● **OBJECTIVE**
Report only the number of lines that hold the word "this".

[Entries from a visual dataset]
=-=-=-=-=

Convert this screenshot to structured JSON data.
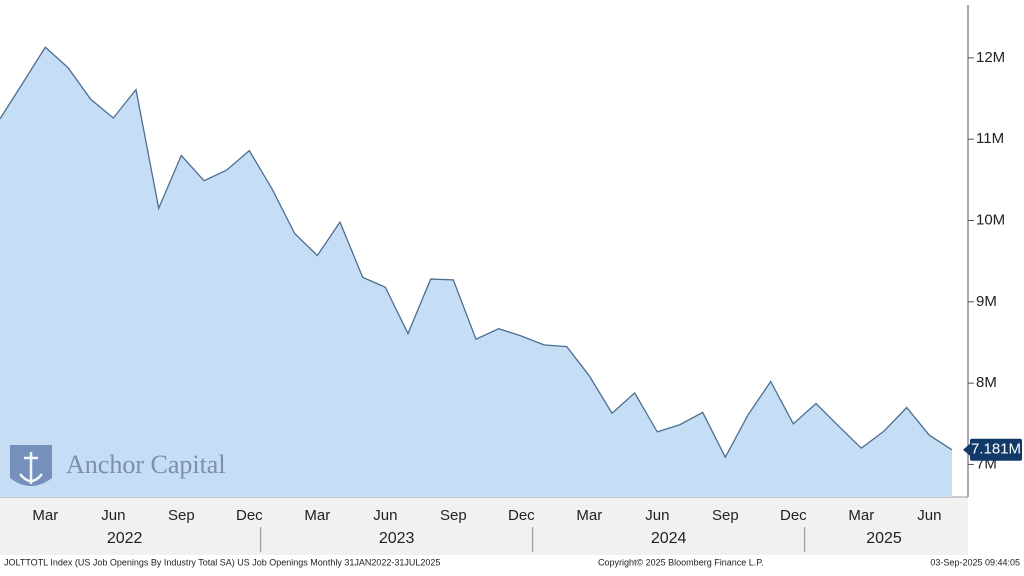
{
  "chart_data": {
    "type": "area",
    "categories": [
      null,
      null,
      "Mar",
      null,
      null,
      "Jun",
      null,
      null,
      "Sep",
      null,
      null,
      "Dec",
      null,
      null,
      "Mar",
      null,
      null,
      "Jun",
      null,
      null,
      "Sep",
      null,
      null,
      "Dec",
      null,
      null,
      "Mar",
      null,
      null,
      "Jun",
      null,
      null,
      "Sep",
      null,
      null,
      "Dec",
      null,
      null,
      "Mar",
      null,
      null,
      "Jun",
      null
    ],
    "years": [
      "2022",
      "2023",
      "2024",
      "2025"
    ],
    "values": [
      11.25,
      11.69,
      12.13,
      11.88,
      11.49,
      11.26,
      11.61,
      10.15,
      10.8,
      10.49,
      10.62,
      10.86,
      10.39,
      9.84,
      9.57,
      9.98,
      9.3,
      9.18,
      8.61,
      9.28,
      9.27,
      8.54,
      8.67,
      8.58,
      8.47,
      8.45,
      8.09,
      7.63,
      7.88,
      7.4,
      7.49,
      7.64,
      7.09,
      7.61,
      8.02,
      7.5,
      7.75,
      7.47,
      7.2,
      7.41,
      7.7,
      7.36,
      7.181
    ],
    "last_value_label": "7.181M",
    "color": "#c6ddf6",
    "line_color": "#4d6f90",
    "ylim": [
      6.6,
      12.65
    ],
    "yticks": [
      {
        "value": 7,
        "label": "7M"
      },
      {
        "value": 8,
        "label": "8M"
      },
      {
        "value": 9,
        "label": "9M"
      },
      {
        "value": 10,
        "label": "10M"
      },
      {
        "value": 11,
        "label": "11M"
      },
      {
        "value": 12,
        "label": "12M"
      }
    ],
    "watermark": "Anchor Capital",
    "source": "JOLTTOTL Index (US Job Openings By Industry Total SA) US Job Openings  Monthly 31JAN2022-31JUL2025",
    "copyright": "Copyright© 2025 Bloomberg Finance L.P.",
    "timestamp": "03-Sep-2025 09:44:05"
  }
}
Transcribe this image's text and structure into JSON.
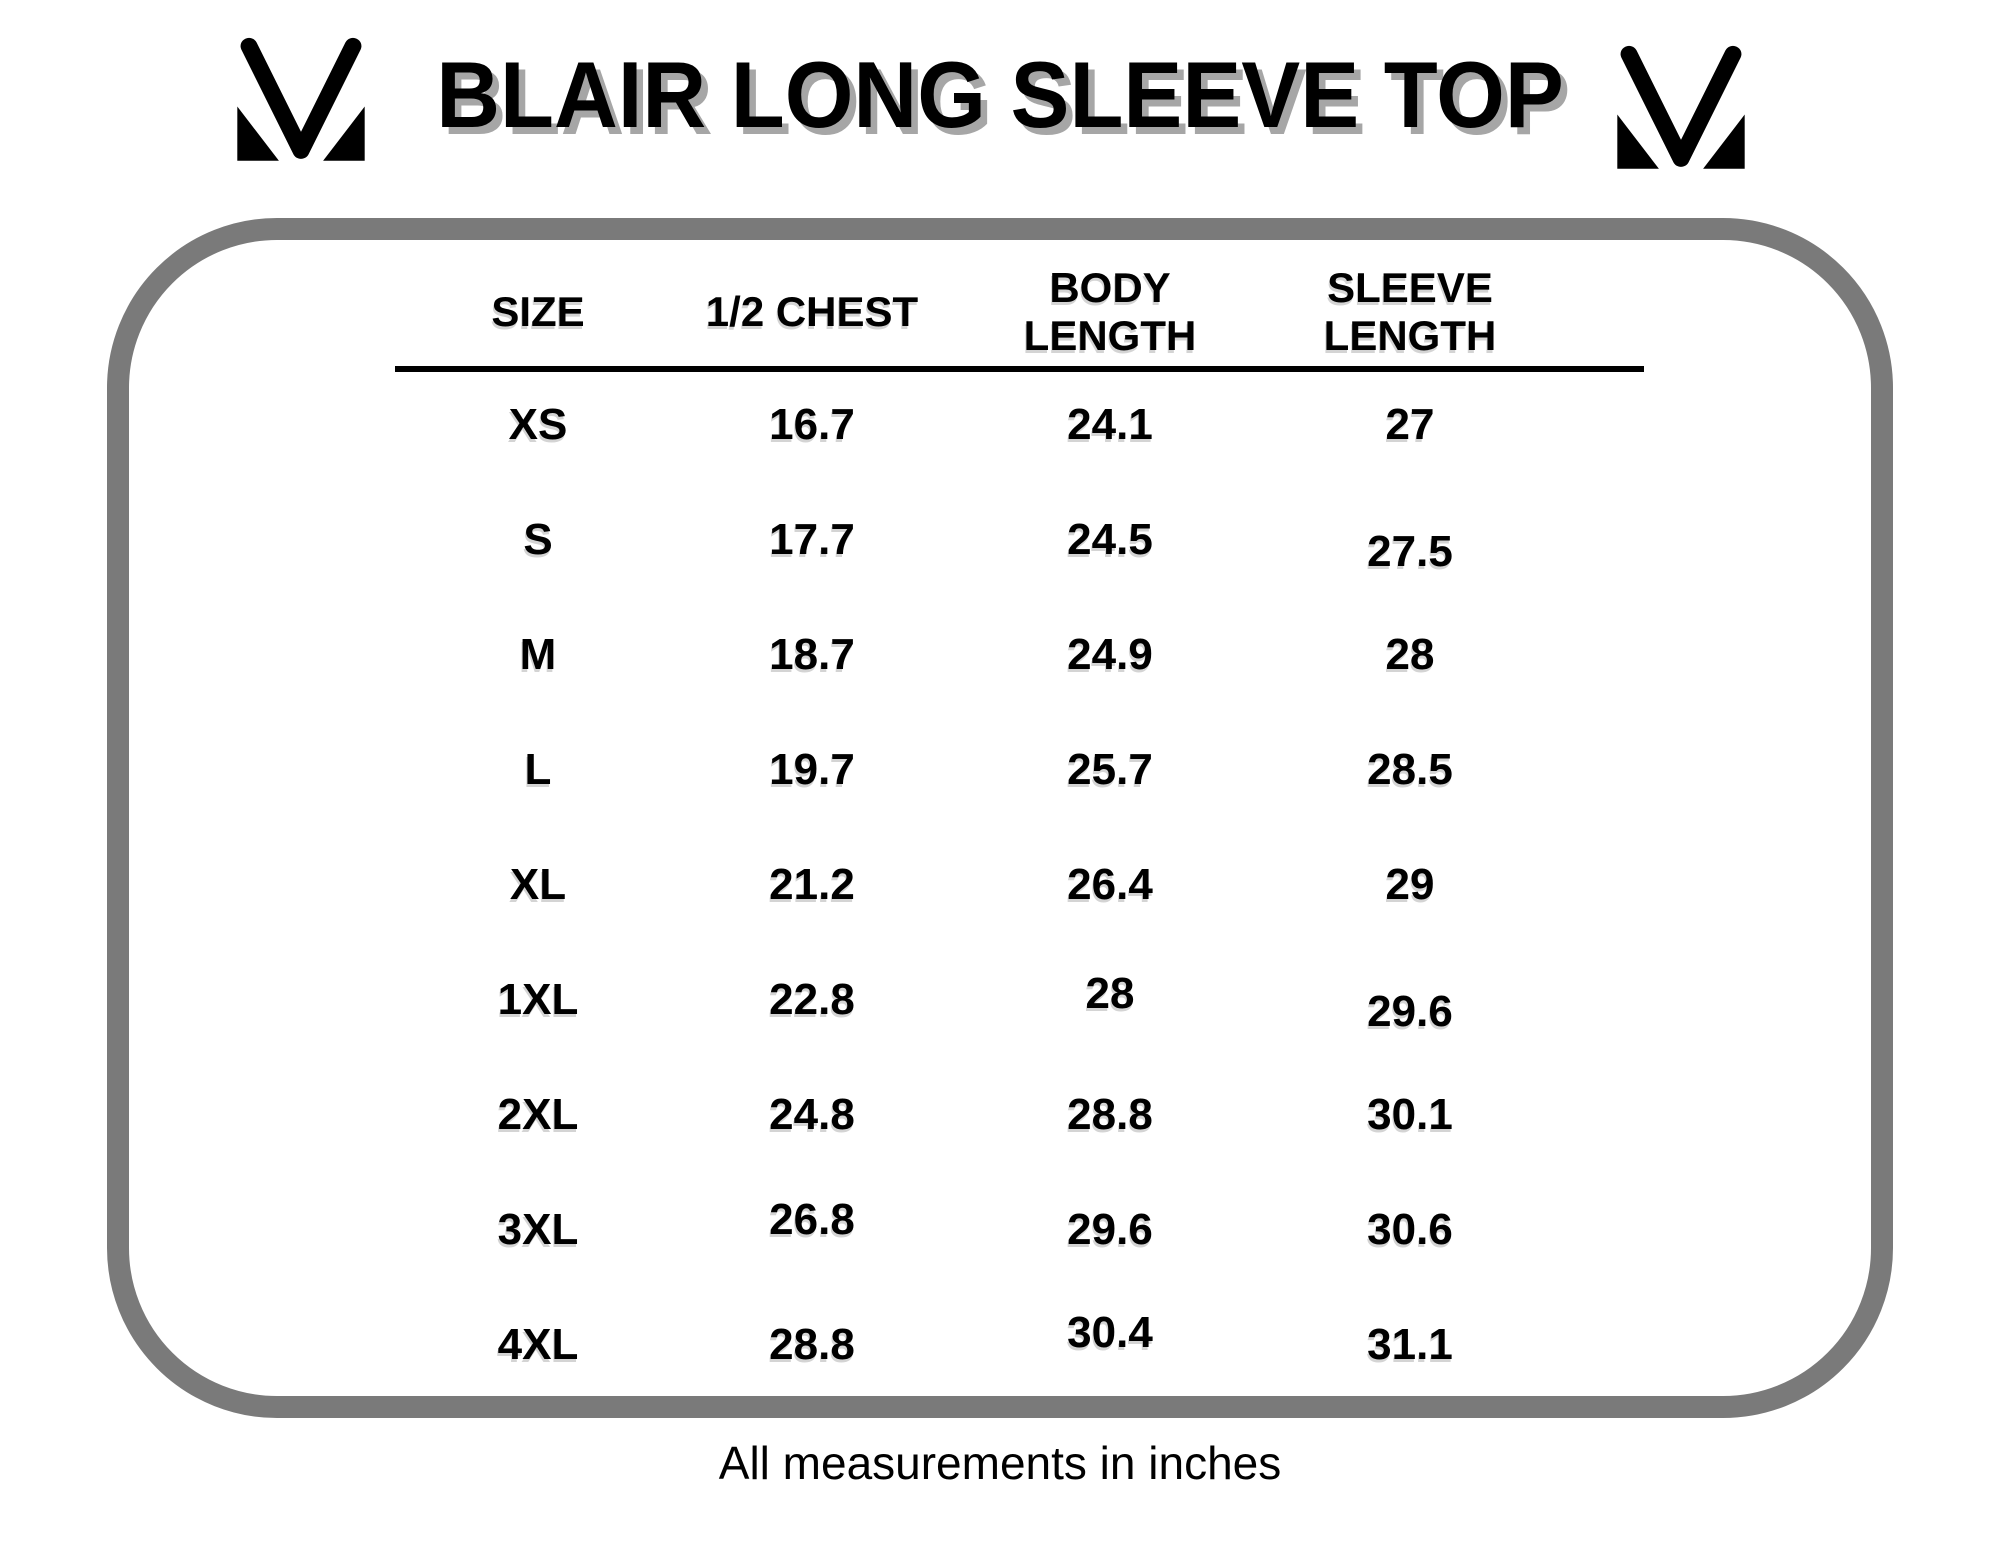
{
  "title": "BLAIR LONG SLEEVE TOP",
  "footnote": "All measurements in inches",
  "logos": {
    "left": "brand-m-logo",
    "right": "brand-m-logo"
  },
  "colors": {
    "background": "#ffffff",
    "text": "#000000",
    "frame_border": "#7a7a7a",
    "title_shadow": "#a6a6a6"
  },
  "table": {
    "columns": [
      "SIZE",
      "1/2 CHEST",
      "BODY\nLENGTH",
      "SLEEVE\nLENGTH"
    ],
    "rows": [
      [
        "XS",
        "16.7",
        "24.1",
        "27"
      ],
      [
        "S",
        "17.7",
        "24.5",
        "27.5"
      ],
      [
        "M",
        "18.7",
        "24.9",
        "28"
      ],
      [
        "L",
        "19.7",
        "25.7",
        "28.5"
      ],
      [
        "XL",
        "21.2",
        "26.4",
        "29"
      ],
      [
        "1XL",
        "22.8",
        "28",
        "29.6"
      ],
      [
        "2XL",
        "24.8",
        "28.8",
        "30.1"
      ],
      [
        "3XL",
        "26.8",
        "29.6",
        "30.6"
      ],
      [
        "4XL",
        "28.8",
        "30.4",
        "31.1"
      ]
    ],
    "units": "inches"
  }
}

=-=-=-=-=

● **OUTPUT**
2